AIM OF THE EXERCISE
Quote all entries in full, exactly.

****

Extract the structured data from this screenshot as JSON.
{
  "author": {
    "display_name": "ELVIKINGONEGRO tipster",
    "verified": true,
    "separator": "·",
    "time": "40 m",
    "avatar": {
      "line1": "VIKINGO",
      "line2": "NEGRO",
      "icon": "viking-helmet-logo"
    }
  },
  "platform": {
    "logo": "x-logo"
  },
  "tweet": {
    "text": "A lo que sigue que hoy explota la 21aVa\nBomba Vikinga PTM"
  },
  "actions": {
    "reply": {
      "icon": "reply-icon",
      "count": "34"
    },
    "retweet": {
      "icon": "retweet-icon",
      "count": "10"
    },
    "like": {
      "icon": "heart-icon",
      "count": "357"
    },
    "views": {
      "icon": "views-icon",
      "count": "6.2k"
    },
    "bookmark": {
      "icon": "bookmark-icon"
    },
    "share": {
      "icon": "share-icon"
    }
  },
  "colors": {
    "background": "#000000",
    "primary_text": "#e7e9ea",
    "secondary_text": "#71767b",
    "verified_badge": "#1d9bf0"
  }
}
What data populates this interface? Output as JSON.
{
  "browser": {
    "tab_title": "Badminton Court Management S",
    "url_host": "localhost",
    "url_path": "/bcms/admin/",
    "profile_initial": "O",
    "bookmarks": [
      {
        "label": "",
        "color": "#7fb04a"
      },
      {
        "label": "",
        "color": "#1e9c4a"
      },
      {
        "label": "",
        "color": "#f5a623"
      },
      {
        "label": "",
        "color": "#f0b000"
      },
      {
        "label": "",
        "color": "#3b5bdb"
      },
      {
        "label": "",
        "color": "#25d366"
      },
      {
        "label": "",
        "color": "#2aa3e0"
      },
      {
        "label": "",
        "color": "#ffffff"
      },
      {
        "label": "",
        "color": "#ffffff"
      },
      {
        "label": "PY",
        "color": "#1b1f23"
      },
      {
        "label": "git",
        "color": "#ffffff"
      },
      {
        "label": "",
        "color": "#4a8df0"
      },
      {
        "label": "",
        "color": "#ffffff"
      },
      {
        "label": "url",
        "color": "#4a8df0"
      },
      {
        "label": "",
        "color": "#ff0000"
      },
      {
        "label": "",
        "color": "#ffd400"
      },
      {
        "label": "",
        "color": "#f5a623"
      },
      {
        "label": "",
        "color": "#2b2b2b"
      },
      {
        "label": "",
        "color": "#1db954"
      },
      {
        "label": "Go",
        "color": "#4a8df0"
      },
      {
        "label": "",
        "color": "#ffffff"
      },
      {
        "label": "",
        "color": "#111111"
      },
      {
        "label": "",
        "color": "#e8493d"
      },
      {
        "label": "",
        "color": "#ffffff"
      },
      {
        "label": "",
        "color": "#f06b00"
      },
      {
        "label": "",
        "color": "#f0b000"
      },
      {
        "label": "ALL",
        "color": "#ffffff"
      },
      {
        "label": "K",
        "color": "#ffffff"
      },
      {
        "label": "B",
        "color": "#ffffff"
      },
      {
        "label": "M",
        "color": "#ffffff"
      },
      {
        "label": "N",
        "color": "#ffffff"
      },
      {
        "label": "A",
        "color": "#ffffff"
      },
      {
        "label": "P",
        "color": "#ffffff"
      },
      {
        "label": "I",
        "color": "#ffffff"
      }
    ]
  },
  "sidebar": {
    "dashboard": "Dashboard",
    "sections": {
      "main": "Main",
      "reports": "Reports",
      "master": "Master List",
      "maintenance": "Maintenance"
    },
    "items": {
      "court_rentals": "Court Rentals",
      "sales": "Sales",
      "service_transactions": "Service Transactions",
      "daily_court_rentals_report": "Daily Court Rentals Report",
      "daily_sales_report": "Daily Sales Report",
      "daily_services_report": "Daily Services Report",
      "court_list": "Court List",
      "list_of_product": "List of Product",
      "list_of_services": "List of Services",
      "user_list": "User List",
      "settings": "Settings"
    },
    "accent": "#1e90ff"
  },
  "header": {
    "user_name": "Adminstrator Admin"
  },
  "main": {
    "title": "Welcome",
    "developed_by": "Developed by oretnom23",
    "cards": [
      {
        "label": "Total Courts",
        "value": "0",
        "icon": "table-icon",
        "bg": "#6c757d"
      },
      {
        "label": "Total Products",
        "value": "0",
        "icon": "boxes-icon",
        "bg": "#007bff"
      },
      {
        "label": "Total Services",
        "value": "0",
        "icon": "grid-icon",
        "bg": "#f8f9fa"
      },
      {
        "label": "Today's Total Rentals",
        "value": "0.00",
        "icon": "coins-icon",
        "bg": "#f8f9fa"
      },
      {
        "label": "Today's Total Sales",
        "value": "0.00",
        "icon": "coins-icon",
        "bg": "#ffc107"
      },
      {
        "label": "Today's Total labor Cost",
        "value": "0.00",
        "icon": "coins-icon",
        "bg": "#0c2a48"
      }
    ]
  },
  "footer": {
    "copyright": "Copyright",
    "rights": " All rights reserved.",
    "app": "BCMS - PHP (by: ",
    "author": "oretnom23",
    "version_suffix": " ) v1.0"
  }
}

****

RESULT OF THE EXERCISE
Extract the structured data from this screenshot as JSON.
{
  "author": {
    "display_name": "ELVIKINGONEGRO tipster",
    "verified": true,
    "separator": "·",
    "time": "40 m",
    "avatar": {
      "line1": "VIKINGO",
      "line2": "NEGRO",
      "icon": "viking-helmet-logo"
    }
  },
  "platform": {
    "logo": "x-logo"
  },
  "tweet": {
    "text": "A lo que sigue que hoy explota la 21aVa\nBomba Vikinga PTM"
  },
  "actions": {
    "reply": {
      "icon": "reply-icon",
      "count": "34"
    },
    "retweet": {
      "icon": "retweet-icon",
      "count": "10"
    },
    "like": {
      "icon": "heart-icon",
      "count": "357"
    },
    "views": {
      "icon": "views-icon",
      "count": "6.2k"
    },
    "bookmark": {
      "icon": "bookmark-icon"
    },
    "share": {
      "icon": "share-icon"
    }
  },
  "colors": {
    "background": "#000000",
    "primary_text": "#e7e9ea",
    "secondary_text": "#71767b",
    "verified_badge": "#1d9bf0"
  }
}
What data populates this interface? Output as JSON.
{
  "browser": {
    "tab_title": "Badminton Court Management S",
    "url_host": "localhost",
    "url_path": "/bcms/admin/",
    "profile_initial": "O",
    "bookmarks": [
      {
        "label": "",
        "color": "#7fb04a"
      },
      {
        "label": "",
        "color": "#1e9c4a"
      },
      {
        "label": "",
        "color": "#f5a623"
      },
      {
        "label": "",
        "color": "#f0b000"
      },
      {
        "label": "",
        "color": "#3b5bdb"
      },
      {
        "label": "",
        "color": "#25d366"
      },
      {
        "label": "",
        "color": "#2aa3e0"
      },
      {
        "label": "",
        "color": "#ffffff"
      },
      {
        "label": "",
        "color": "#ffffff"
      },
      {
        "label": "PY",
        "color": "#1b1f23"
      },
      {
        "label": "git",
        "color": "#ffffff"
      },
      {
        "label": "",
        "color": "#4a8df0"
      },
      {
        "label": "",
        "color": "#ffffff"
      },
      {
        "label": "url",
        "color": "#4a8df0"
      },
      {
        "label": "",
        "color": "#ff0000"
      },
      {
        "label": "",
        "color": "#ffd400"
      },
      {
        "label": "",
        "color": "#f5a623"
      },
      {
        "label": "",
        "color": "#2b2b2b"
      },
      {
        "label": "",
        "color": "#1db954"
      },
      {
        "label": "Go",
        "color": "#4a8df0"
      },
      {
        "label": "",
        "color": "#ffffff"
      },
      {
        "label": "",
        "color": "#111111"
      },
      {
        "label": "",
        "color": "#e8493d"
      },
      {
        "label": "",
        "color": "#ffffff"
      },
      {
        "label": "",
        "color": "#f06b00"
      },
      {
        "label": "",
        "color": "#f0b000"
      },
      {
        "label": "ALL",
        "color": "#ffffff"
      },
      {
        "label": "K",
        "color": "#ffffff"
      },
      {
        "label": "B",
        "color": "#ffffff"
      },
      {
        "label": "M",
        "color": "#ffffff"
      },
      {
        "label": "N",
        "color": "#ffffff"
      },
      {
        "label": "A",
        "color": "#ffffff"
      },
      {
        "label": "P",
        "color": "#ffffff"
      },
      {
        "label": "I",
        "color": "#ffffff"
      }
    ]
  },
  "sidebar": {
    "dashboard": "Dashboard",
    "sections": {
      "main": "Main",
      "reports": "Reports",
      "master": "Master List",
      "maintenance": "Maintenance"
    },
    "items": {
      "court_rentals": "Court Rentals",
      "sales": "Sales",
      "service_transactions": "Service Transactions",
      "daily_court_rentals_report": "Daily Court Rentals Report",
      "daily_sales_report": "Daily Sales Report",
      "daily_services_report": "Daily Services Report",
      "court_list": "Court List",
      "list_of_product": "List of Product",
      "list_of_services": "List of Services",
      "user_list": "User List",
      "settings": "Settings"
    },
    "accent": "#1e90ff"
  },
  "header": {
    "user_name": "Adminstrator Admin"
  },
  "main": {
    "title": "Welcome",
    "developed_by": "Developed by oretnom23",
    "cards": [
      {
        "label": "Total Courts",
        "value": "0",
        "icon": "table-icon",
        "bg": "#6c757d"
      },
      {
        "label": "Total Products",
        "value": "0",
        "icon": "boxes-icon",
        "bg": "#007bff"
      },
      {
        "label": "Total Services",
        "value": "0",
        "icon": "grid-icon",
        "bg": "#f8f9fa"
      },
      {
        "label": "Today's Total Rentals",
        "value": "0.00",
        "icon": "coins-icon",
        "bg": "#f8f9fa"
      },
      {
        "label": "Today's Total Sales",
        "value": "0.00",
        "icon": "coins-icon",
        "bg": "#ffc107"
      },
      {
        "label": "Today's Total labor Cost",
        "value": "0.00",
        "icon": "coins-icon",
        "bg": "#0c2a48"
      }
    ]
  },
  "footer": {
    "copyright": "Copyright",
    "rights": " All rights reserved.",
    "app": "BCMS - PHP (by: ",
    "author": "oretnom23",
    "version_suffix": " ) v1.0"
  }
}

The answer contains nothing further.